Filter the lines below, copying only those with the string "this".
-=-=-
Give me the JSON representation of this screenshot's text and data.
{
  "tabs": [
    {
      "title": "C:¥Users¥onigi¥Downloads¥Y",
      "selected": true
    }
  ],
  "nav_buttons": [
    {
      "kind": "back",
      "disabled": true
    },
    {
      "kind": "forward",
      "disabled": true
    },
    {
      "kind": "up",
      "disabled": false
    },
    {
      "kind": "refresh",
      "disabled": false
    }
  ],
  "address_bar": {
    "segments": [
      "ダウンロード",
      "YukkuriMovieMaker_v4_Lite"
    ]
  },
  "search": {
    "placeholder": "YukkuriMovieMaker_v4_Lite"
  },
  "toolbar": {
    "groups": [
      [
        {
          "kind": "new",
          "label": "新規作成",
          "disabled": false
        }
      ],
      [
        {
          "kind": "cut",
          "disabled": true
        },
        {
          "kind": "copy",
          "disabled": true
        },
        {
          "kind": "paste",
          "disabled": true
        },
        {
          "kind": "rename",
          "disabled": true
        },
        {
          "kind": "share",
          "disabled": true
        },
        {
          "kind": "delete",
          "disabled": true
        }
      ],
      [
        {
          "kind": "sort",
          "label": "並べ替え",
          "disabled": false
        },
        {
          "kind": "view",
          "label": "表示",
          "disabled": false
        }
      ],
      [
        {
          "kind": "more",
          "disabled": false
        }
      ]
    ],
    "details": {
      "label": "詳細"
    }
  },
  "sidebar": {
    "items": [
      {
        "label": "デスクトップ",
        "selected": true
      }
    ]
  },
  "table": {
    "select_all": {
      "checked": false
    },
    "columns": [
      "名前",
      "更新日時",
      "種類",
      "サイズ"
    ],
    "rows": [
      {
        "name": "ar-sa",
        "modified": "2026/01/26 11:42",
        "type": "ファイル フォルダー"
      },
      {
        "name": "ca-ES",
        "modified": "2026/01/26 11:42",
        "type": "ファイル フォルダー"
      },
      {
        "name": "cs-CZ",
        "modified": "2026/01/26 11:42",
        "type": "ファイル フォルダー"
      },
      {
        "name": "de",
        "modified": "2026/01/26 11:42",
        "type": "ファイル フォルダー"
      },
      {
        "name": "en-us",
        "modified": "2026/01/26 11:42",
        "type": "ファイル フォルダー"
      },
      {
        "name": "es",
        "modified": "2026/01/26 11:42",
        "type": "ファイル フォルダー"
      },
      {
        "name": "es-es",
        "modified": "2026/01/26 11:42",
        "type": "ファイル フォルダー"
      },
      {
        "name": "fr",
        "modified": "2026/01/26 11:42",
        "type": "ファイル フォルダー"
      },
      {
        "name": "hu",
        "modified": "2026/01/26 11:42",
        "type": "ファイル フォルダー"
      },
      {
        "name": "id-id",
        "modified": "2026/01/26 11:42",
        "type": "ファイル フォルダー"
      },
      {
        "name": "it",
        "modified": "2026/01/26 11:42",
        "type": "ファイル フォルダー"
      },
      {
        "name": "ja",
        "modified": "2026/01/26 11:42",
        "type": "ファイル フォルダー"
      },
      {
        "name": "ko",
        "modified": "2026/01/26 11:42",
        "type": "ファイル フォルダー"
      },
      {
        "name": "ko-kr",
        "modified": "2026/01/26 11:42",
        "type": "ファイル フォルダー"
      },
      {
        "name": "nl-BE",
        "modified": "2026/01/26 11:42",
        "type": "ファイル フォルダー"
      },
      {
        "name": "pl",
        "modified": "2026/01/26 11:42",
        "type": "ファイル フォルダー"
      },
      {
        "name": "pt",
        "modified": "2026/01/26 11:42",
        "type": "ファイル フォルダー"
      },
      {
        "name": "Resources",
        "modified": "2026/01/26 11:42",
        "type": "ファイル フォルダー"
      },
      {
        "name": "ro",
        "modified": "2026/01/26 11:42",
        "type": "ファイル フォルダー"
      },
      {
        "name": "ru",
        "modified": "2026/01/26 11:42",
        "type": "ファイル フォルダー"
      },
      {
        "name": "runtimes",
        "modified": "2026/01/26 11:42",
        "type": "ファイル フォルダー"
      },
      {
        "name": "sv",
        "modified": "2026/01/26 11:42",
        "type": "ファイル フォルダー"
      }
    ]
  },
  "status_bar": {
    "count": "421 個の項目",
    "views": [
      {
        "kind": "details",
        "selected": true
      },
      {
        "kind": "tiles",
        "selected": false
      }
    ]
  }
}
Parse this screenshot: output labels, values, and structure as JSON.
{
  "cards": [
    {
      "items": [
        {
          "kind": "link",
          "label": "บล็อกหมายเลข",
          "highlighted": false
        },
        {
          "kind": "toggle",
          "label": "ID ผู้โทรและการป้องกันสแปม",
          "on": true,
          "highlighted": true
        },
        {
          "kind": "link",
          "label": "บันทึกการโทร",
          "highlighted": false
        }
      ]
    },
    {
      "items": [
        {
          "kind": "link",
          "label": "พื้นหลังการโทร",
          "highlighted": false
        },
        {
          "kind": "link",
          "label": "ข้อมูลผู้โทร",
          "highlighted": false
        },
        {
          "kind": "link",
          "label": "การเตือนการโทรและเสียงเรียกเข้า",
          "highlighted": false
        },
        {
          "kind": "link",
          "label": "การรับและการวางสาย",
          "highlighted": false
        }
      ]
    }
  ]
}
-=-=-
• Output below:
Give me the JSON representation of this screenshot's text and data.
Parse this screenshot: output labels, values, and structure as JSON.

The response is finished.